Written instruction
Only a number is wanted: how many lines in these records contain the word "للشركة"?

Provided information

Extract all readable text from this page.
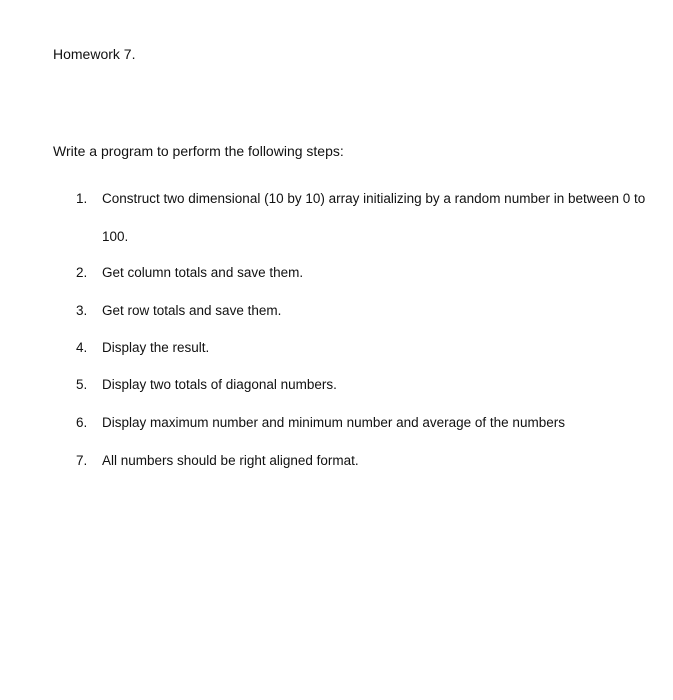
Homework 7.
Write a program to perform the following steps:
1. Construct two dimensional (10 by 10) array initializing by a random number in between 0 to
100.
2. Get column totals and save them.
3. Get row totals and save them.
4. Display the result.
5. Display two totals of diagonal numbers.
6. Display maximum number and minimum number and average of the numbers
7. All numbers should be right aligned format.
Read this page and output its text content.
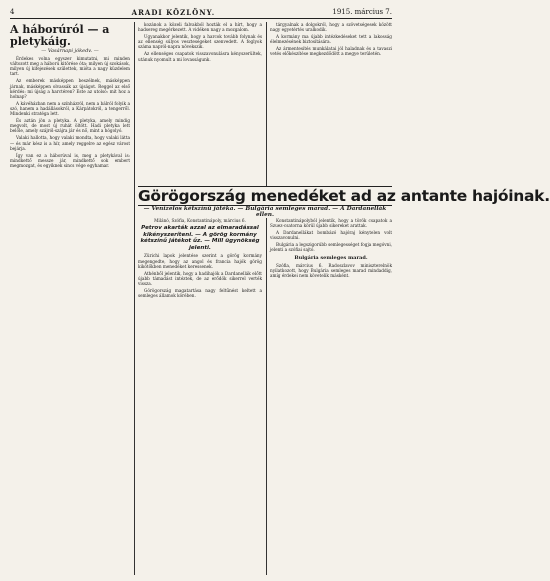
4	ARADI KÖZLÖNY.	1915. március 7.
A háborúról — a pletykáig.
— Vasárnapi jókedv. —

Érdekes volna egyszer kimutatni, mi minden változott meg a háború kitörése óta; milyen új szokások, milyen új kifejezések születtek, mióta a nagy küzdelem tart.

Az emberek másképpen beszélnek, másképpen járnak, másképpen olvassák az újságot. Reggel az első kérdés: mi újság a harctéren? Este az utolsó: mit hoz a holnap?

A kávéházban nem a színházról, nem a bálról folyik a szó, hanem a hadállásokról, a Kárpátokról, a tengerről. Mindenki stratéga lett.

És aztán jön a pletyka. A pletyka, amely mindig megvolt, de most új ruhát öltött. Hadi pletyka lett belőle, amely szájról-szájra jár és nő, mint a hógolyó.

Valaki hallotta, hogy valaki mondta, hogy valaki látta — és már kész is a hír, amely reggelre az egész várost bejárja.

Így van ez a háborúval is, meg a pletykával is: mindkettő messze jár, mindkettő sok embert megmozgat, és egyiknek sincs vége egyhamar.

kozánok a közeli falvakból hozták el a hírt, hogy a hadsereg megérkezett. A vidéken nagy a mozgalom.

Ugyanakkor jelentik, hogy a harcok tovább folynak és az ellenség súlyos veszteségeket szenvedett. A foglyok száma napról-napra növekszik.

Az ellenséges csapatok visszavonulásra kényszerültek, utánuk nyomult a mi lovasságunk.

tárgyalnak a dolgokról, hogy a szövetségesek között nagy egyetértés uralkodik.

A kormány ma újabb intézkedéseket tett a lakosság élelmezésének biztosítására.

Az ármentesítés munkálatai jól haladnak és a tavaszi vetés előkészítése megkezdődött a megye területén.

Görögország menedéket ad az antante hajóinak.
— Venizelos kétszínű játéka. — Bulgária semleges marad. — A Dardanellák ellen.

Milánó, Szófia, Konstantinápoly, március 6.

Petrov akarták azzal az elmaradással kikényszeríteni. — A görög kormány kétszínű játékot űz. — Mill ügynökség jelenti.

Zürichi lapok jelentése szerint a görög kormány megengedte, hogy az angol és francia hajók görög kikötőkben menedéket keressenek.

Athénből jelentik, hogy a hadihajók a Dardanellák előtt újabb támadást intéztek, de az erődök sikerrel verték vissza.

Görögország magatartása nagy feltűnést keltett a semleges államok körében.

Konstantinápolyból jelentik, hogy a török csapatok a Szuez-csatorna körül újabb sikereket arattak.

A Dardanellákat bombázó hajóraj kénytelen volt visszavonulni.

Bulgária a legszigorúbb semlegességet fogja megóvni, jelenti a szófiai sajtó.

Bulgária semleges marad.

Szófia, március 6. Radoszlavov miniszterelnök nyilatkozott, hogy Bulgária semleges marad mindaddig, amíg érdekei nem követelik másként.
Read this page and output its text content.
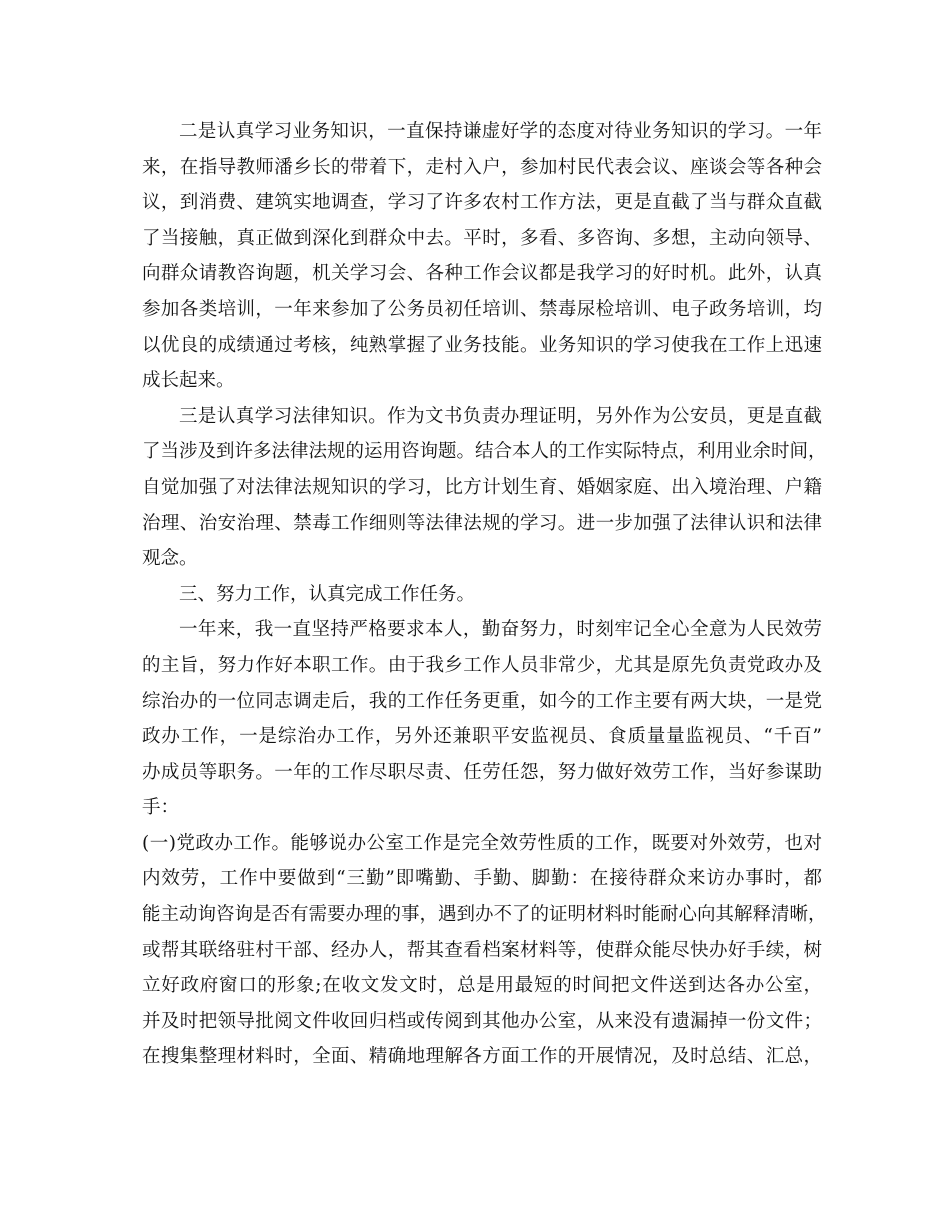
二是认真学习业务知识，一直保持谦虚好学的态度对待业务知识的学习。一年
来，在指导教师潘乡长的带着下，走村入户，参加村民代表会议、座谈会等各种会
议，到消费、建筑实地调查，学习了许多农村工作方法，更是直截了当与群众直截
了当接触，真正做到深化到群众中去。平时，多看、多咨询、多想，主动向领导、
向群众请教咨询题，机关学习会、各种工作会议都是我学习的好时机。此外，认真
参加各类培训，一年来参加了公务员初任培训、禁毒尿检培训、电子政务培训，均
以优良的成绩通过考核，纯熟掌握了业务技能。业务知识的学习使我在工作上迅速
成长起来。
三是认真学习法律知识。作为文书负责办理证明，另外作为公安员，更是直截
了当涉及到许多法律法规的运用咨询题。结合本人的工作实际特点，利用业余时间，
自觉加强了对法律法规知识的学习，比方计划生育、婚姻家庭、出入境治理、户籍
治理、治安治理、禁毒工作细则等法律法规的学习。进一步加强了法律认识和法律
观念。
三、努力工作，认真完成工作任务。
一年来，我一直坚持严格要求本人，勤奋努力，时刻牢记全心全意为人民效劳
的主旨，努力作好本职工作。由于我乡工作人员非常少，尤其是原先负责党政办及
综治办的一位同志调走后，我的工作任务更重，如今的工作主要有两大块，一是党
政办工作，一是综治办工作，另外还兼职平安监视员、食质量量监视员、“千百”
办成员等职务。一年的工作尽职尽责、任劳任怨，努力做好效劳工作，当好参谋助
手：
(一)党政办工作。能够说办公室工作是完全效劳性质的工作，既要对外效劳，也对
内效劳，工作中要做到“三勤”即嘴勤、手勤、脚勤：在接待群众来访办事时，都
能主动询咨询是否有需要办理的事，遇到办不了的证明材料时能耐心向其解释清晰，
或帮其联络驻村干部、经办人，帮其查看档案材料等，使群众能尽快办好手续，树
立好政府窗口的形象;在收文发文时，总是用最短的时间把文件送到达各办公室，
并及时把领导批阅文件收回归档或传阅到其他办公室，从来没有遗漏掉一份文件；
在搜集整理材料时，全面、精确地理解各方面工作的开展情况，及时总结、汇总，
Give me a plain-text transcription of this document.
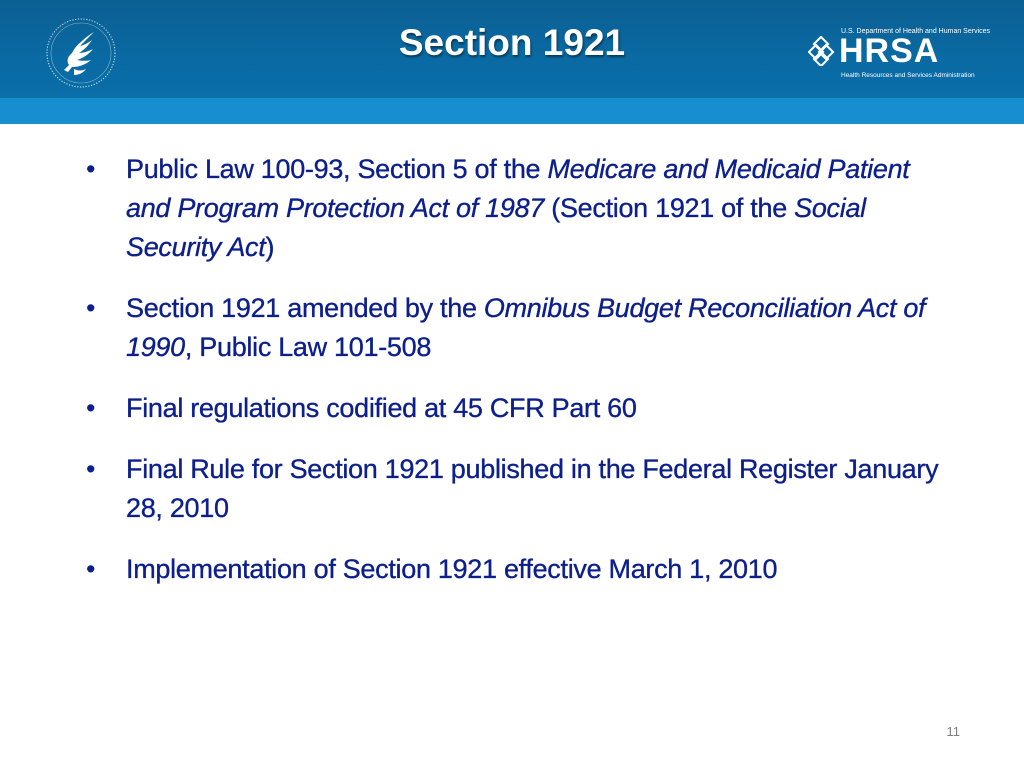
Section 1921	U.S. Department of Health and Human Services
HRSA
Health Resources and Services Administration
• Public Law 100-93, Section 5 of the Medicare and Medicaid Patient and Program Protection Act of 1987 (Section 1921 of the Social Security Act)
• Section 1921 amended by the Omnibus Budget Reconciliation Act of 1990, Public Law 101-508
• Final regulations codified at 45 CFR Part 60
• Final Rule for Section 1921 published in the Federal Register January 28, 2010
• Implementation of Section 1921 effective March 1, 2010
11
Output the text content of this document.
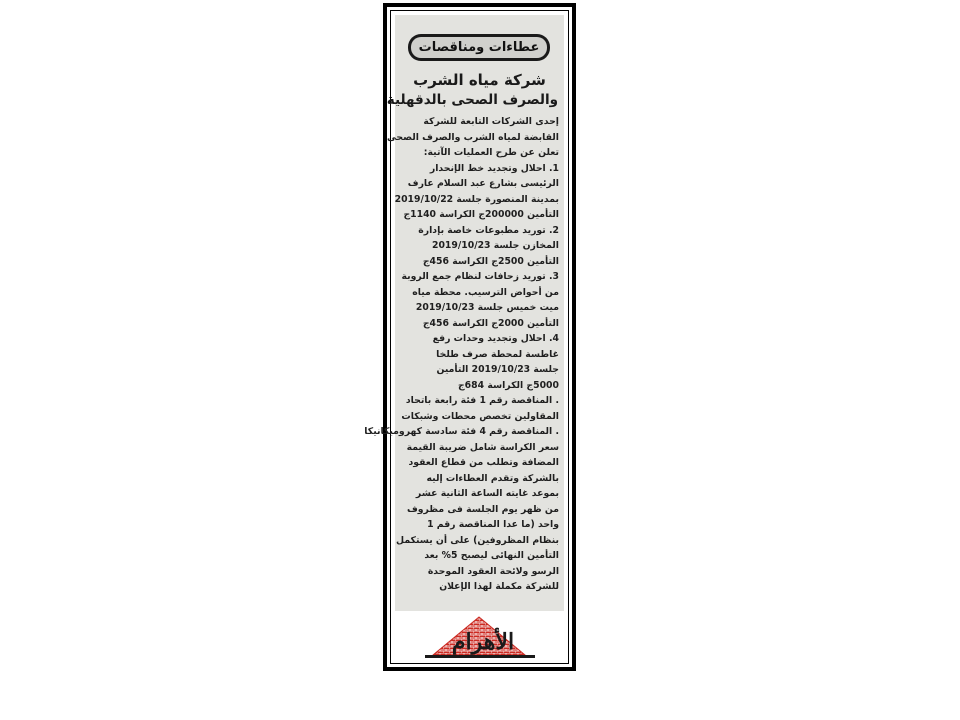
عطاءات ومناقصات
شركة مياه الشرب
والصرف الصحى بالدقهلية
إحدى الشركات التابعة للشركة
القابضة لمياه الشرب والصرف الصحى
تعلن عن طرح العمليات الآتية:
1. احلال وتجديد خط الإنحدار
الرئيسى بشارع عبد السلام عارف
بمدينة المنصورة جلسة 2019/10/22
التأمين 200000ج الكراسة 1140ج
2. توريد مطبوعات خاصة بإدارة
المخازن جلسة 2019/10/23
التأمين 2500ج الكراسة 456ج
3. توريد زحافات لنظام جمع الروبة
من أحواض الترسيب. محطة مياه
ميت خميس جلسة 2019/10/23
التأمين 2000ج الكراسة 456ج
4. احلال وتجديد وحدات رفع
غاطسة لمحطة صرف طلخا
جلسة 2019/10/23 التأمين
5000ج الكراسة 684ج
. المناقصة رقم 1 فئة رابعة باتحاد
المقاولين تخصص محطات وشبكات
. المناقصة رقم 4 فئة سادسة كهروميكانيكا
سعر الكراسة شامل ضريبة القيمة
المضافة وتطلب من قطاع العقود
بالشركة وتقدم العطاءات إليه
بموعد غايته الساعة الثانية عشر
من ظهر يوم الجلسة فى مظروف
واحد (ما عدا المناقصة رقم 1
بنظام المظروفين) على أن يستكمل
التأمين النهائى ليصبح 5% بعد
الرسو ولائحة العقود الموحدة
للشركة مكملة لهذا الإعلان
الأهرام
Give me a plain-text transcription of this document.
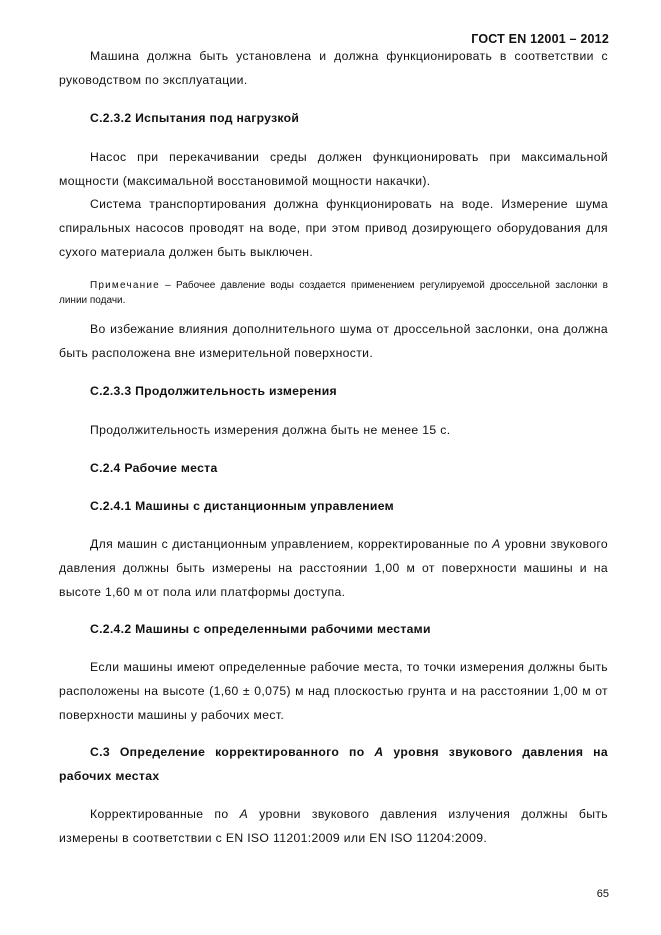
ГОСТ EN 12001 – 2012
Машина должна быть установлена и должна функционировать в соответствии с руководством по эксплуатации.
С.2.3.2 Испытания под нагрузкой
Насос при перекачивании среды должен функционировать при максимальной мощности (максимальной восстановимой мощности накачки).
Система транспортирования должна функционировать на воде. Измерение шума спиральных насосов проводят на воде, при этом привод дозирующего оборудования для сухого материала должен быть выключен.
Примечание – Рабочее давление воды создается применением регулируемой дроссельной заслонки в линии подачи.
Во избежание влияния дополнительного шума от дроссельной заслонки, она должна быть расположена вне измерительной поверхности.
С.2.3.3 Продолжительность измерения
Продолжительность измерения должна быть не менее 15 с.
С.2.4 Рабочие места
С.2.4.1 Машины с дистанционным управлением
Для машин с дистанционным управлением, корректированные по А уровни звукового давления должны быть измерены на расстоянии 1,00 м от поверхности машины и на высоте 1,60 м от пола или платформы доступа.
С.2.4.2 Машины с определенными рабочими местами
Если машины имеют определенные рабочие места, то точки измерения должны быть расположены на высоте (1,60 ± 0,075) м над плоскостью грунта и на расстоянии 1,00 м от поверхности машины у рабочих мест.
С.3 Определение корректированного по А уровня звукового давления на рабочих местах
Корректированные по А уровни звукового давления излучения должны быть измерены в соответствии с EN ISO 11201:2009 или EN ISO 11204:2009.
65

Correct answer
2